**YANG DIMINTA**. Lanjutkan catatan perjalanan kapal pesiar ke Amerika Selatan di bawah ini, mulai setelah kalimat terakhirnya.

**KUTIPAN TEKS**.
* * *

Cruise ke Amerika Selatan # 9

Sesudah 10 hari berlayar barulah tanah air beta disebut di dalam brosur kapal yang menerangkan tentang sejarah Punta Arenas, Chile. Alkisah pada tanggal 20 September 1519, 270 kelasi dengan 5 kapal dimana hanya sedikit dari mereka pernah berlayar hingga ke laut lepas, berangkat dari Sanlucar de Barrameda di Spanyol. Raja negeri itu, Charles I menugaskan Juan Sebastian Elcano sebagai navigator dan admiral Ferdinand Magellan, seorang kapten Portugis, untuk mencari jalanan melalui barat ke timur ke kepulauan rempah-rempah Indonesia. Setelah setahun mengalami badai, kelaparan dan kehausan, penyakit, desersi, kandasnya kapal, kekuatiran dan ketakutan, pemberontakan dan eksekusi, pada tanggal 21 Oktober 1520, navigator Juan mencatat koordinat di peta kapal, 52 derajat 30'13 lintang selatan, 68 derajat 28'54 bujur barat. Tak tahu pada saat itu sebenarnya, tapi Magellan baru saja menemukan jalanan baru dari Atlantik ke Pasifik.

Dengan hati-hati Magellan bersama Elcano mengemudikan kapal mereka melalui selat sepanjang 560 km tersebut, yang belakangan dinamakan sebagai Selat Magellan tanpa beliau tahu. Sebab dibutuhkan lebih dari 3 abad berikutnya untuk orang Spanyol maupun orang Chile sebelum mereka berhasil membuat Punta Arenas sebagai kota yang layak ditinggali. Tak lain tak bukan karena ganasnya iklim daerah ini. Kota itu menjadi tempat persinggahan yang penting bagi kapal di jalur Atlantik Pasifik untuk mengisi perbekalan maupun bahan bakar kapal berupa batubara. Kemudian lagi, dengan diternakkannya biri-biri disitu, industri wool menjadi maju. Punta Arenas juga menjadi pangkalan ekspedisi ilmiah ke Antarctic dan sekarang disinggahi Bang Jeha turis dari Kanada :-). Dengan dibukanya Selat Panama di tahun 1914, vitalitas Punta Arenas berkurang tetapi tetap menarik sebagai obyek turisme.

Masih meneruskan dongengan sejarah, Magellan yang berhasil untuk pertama kalinya muncul di Samudera Pasifik tersebut, apa daya, pada tanggal 27 April 1521, tewas di dalam pertempuran melawan orang Filipin yang ngeroyok mereka. Ia masih sempat memerintahkan semua anak-buahnya untuk kabur wae balik ke kapal dan meninggalkannya menghembuskan nafas di pantai Pilipin. Pada tanggal 6 September 1522 alias 3 tahun kemudian, Juan Sebastian Elcano si navigator yang setia berhasil membawa satu-satunya kapal dari 5 kapal awal, Victoria, berlabuh kembali di Sanlucar de Barrameda. Kumuh dekil kelaparan, dari 270 pelaut di atas, 17 orang selamat dan berhasil pulang pergi dari kampung mereka sampai ke Pasifik hanya dengan bantuan bintang sebagai alat navigasi. Padahal Bang Jeha sudah pakai GPS pun masih sering nyasar kalau canoeing :-).

* * *

(Item dari sebuah sumber data)
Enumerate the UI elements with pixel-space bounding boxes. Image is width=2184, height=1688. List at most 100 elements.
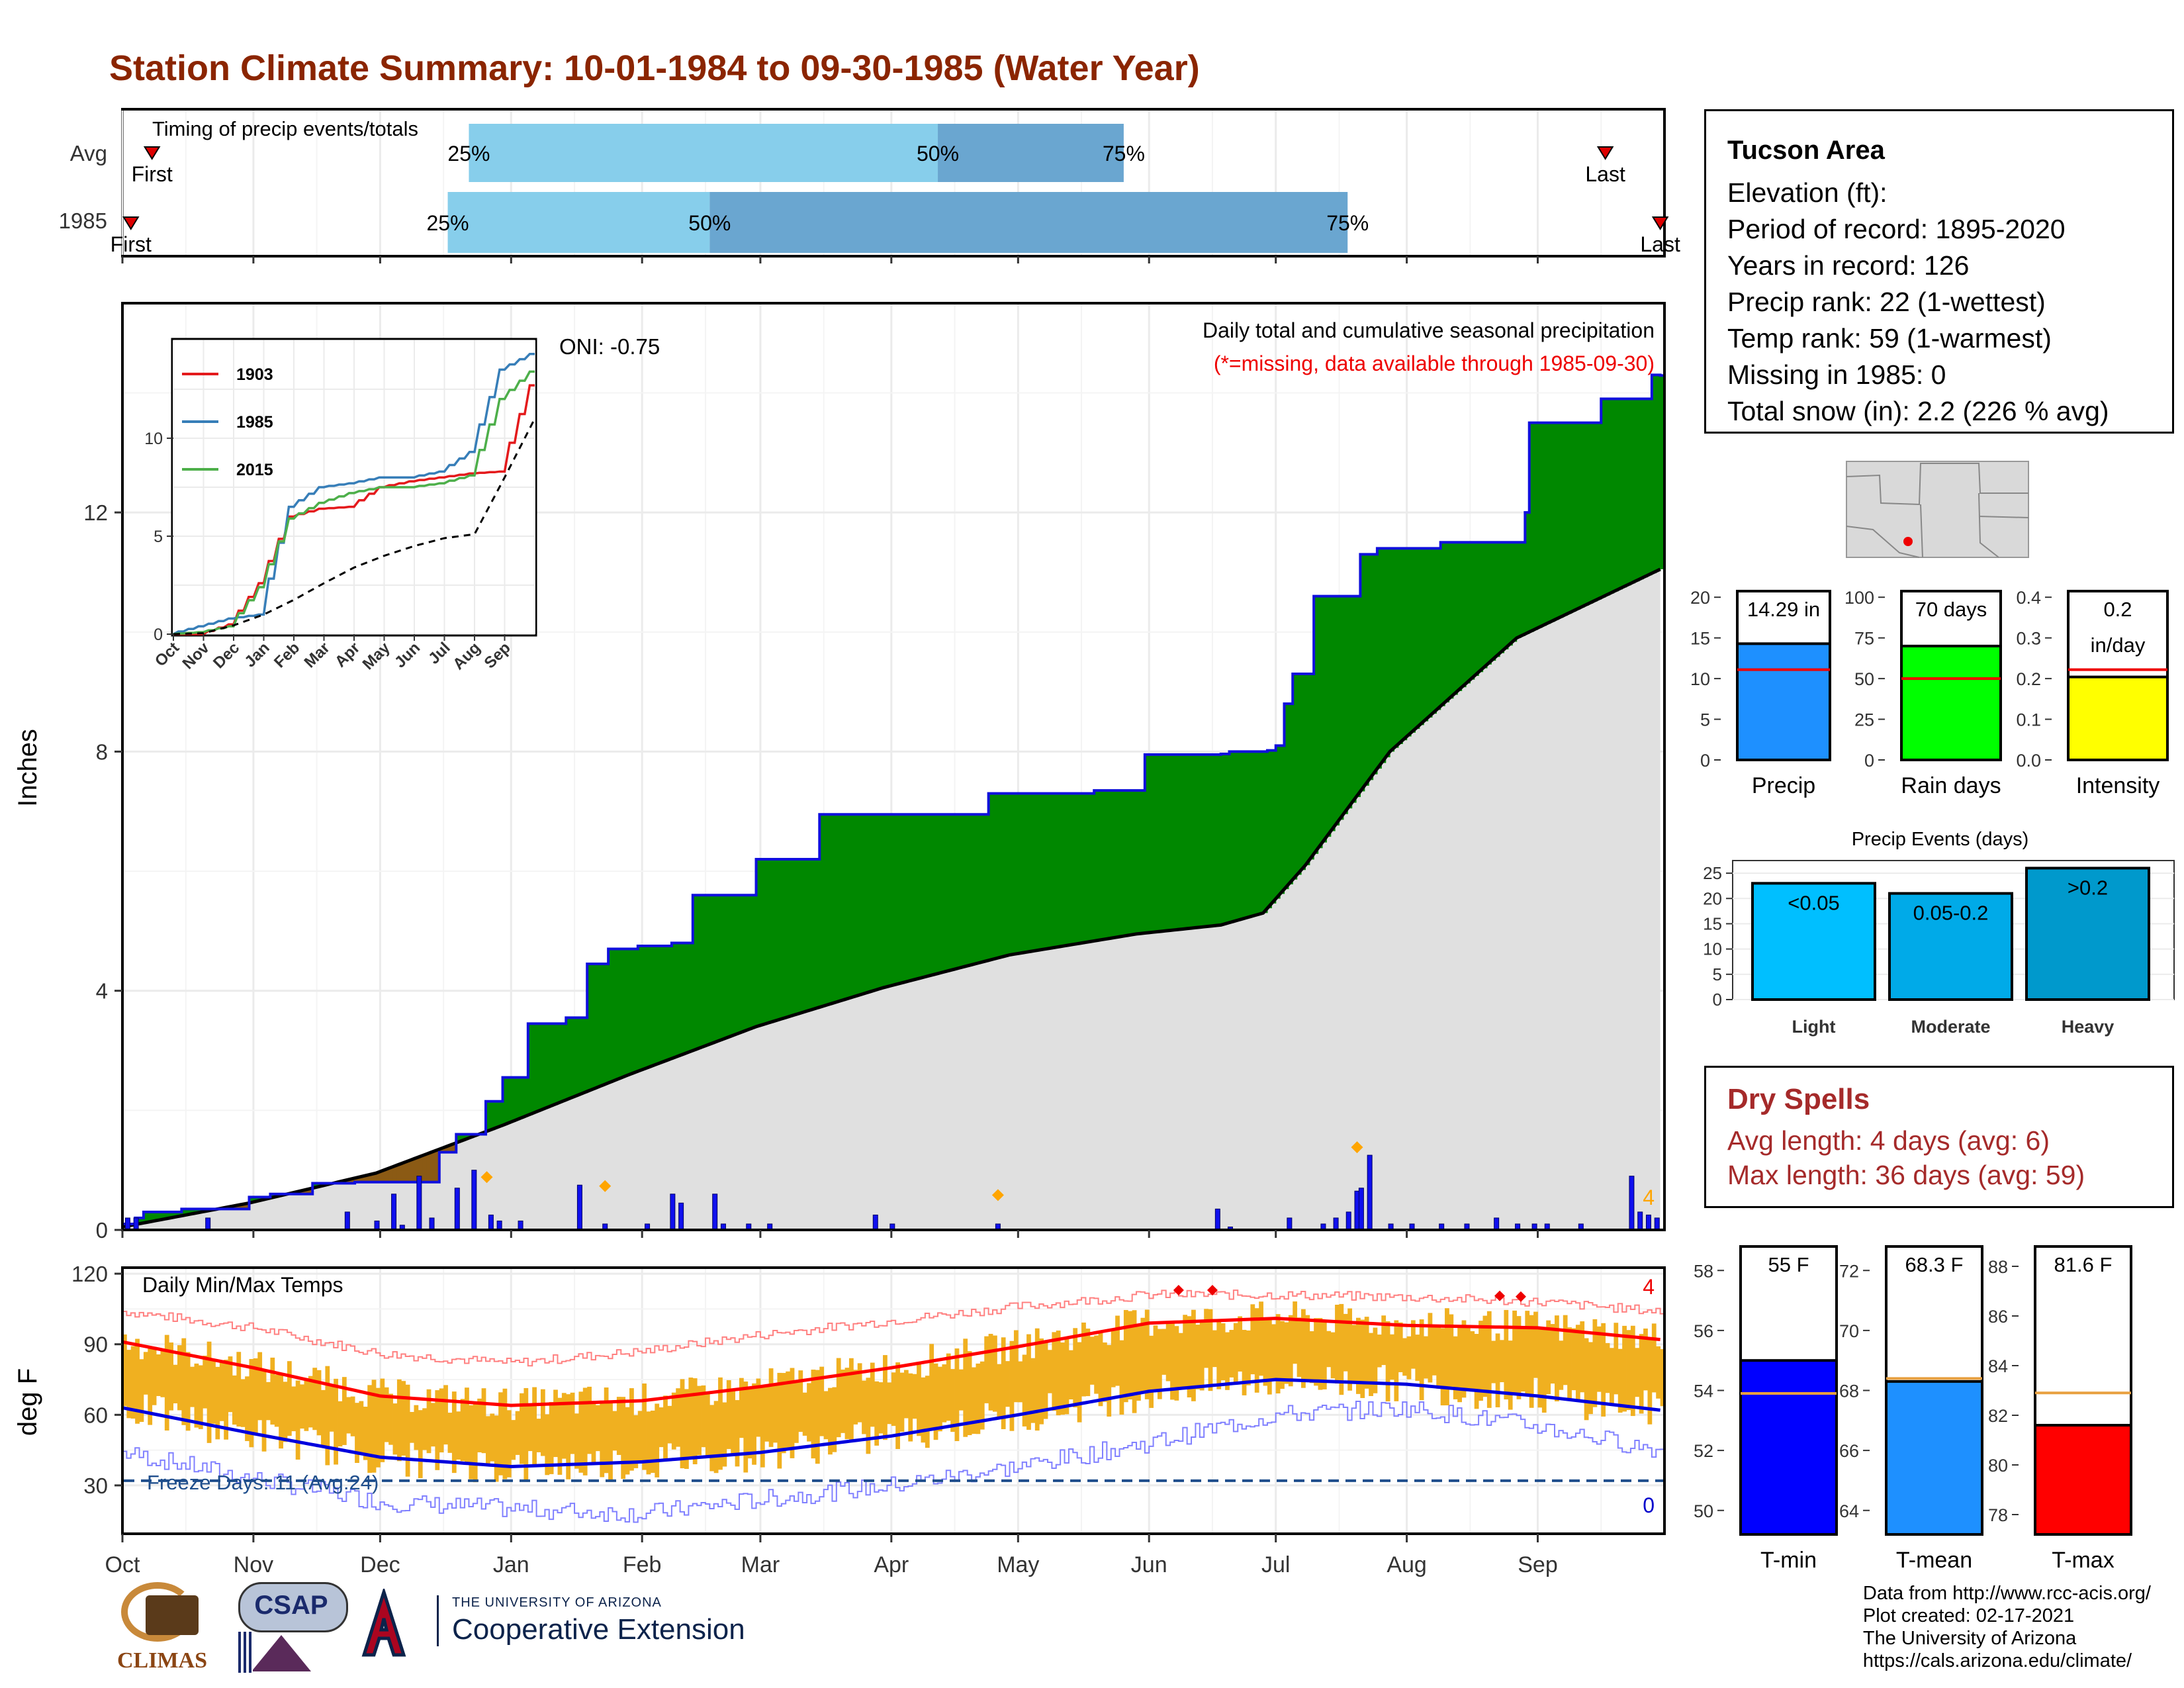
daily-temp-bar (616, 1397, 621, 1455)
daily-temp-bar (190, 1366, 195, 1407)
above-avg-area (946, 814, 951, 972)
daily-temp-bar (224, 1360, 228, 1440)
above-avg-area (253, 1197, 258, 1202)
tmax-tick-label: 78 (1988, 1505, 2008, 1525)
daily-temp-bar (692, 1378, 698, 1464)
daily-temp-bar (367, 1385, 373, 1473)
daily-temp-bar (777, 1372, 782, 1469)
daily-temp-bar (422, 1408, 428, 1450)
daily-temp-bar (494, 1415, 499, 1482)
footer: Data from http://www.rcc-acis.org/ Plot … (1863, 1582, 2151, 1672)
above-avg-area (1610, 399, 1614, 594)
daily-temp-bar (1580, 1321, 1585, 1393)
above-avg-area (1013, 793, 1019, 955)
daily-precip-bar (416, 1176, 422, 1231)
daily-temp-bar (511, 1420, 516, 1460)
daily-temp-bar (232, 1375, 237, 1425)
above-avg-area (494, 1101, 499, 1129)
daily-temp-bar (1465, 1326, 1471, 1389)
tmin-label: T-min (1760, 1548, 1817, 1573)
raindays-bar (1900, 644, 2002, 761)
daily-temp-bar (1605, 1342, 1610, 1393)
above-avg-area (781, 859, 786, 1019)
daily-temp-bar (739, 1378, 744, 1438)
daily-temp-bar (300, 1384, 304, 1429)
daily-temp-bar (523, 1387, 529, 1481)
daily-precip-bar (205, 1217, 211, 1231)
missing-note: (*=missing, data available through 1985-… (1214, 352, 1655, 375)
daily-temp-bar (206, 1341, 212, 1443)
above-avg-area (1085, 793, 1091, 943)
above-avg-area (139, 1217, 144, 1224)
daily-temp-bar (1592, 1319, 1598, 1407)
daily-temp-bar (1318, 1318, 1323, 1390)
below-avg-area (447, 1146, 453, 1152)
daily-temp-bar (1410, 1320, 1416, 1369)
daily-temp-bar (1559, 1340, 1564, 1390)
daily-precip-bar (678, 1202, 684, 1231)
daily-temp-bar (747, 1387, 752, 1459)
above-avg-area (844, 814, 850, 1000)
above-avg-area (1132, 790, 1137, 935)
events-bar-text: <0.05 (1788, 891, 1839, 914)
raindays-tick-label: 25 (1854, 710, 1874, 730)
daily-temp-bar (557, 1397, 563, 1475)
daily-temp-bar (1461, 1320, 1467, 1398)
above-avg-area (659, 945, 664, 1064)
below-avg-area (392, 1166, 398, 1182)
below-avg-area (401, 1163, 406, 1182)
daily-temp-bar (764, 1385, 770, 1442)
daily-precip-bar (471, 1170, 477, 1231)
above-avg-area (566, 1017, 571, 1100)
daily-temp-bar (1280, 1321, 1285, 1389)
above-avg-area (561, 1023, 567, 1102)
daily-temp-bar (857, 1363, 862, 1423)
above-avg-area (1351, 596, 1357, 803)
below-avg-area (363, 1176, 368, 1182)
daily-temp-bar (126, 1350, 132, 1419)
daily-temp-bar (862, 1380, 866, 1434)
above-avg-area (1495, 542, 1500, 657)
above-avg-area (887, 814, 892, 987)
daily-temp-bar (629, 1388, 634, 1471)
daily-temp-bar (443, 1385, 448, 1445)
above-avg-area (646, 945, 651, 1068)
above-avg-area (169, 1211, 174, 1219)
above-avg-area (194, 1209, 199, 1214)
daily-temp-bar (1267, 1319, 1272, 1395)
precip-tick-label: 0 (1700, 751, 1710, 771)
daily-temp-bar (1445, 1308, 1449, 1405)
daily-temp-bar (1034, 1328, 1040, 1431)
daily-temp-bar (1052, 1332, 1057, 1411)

* * *

**JAWABAN**.
Dari sejarah kita kembali ke saat sekarang, hari ini, Selasa 27 Januari 2009. Kapal tidak bisa merapat di dermaga sebab dibutuhkan minimum 10 meter dalamnya air untuk dasar kapal tak kandas. Karena kapal bergerak dan ada ombak atau turun naik, perkiraanku, kalau kedalaman pelabuhan kurang dari 20 meter, kami jadi mendaratnya pakai kapal sekoci lagi atau tender. Sebab pagi-pagi fitness aerobic, satu-satunya cowok di antara cewek (selalu mayoritas urusan fitness) saya jadi lupa mesti ambil karcis. Akibatnya kali ini dapat yang untuk sekitar jam 11:30-an. Setelah membaca cem-macem buku maupun lewat Google mengenai Punta Arenas, kemudian lagi melihat seperti apa keadaan dan letak kotanya, saya memutuskan 'self walking tour' sahaja. Ada satu tempat yang tadinya saya berminat kunjungi, Magallanes Forest Reserve. Tapi melihat keadaan geologinya maupun deskripsi brosur kapal, tidak bakalan lebih bagus dari Tierra del Fuego National Park kemarin. Lebih baik ongkos 2 x US$ 50 dipakai untuk cruise yang berikutnya, iya engga prens :-). Cita-cita kami adalah ke Kepulauan Hawaii dan Tahiti sebab Cecile belum pernah kesitu dan saya cuma baru ke Pulau Oahu.

Begitu tender sampai di dock, kami antri sedikit untuk melalui imigrasi Chile cukup dengan memperlihatkan formulir yang sudah diconteng di kotak 'no' 'no' 'no' nya, artinya kami engga (cari perkara) bawa segala macam benda terlarang maupun buah yang tak disukai orang Chile. Ya, kami masing-masing bawa sih buah tetapi itu tak perlu di-declare :-). Karena pikiran Bang Jeha yang memang suka ngeres, maka ia sangat mendukung cita-cita dabosnya untuk pergi mencari gereja guna berdoa. Chile bekas jajahan Spanyol, so pasti gereja Katoliknya banyak. Benar saja, baru jalan sekitar 2 blok, sudah kedengaran lonceng gereja, angelus atau jam 12 berdentangan berkali-kali. Mau masuk kesitu yang ternyata katedralnya, weladalah ditutup rek. Padahal menurut aturan sebetulnya gereja Katolik tidak pernah boleh ditutup dikunci. Rupanya banyak maling di kota ini sebab memang kotak kolekte atau sumbangan adalah sasaran emphug. Terbukti dari ketika kami mendekati sang katedral, seorang tukang minta-minta menengadahkan tangannya sambil meminta sedekah dalam bahasa Spanyol. Tidak punya mata uang Chile, pesos (1 US$ 600 pesos) terpaksa kami bilang pasaban.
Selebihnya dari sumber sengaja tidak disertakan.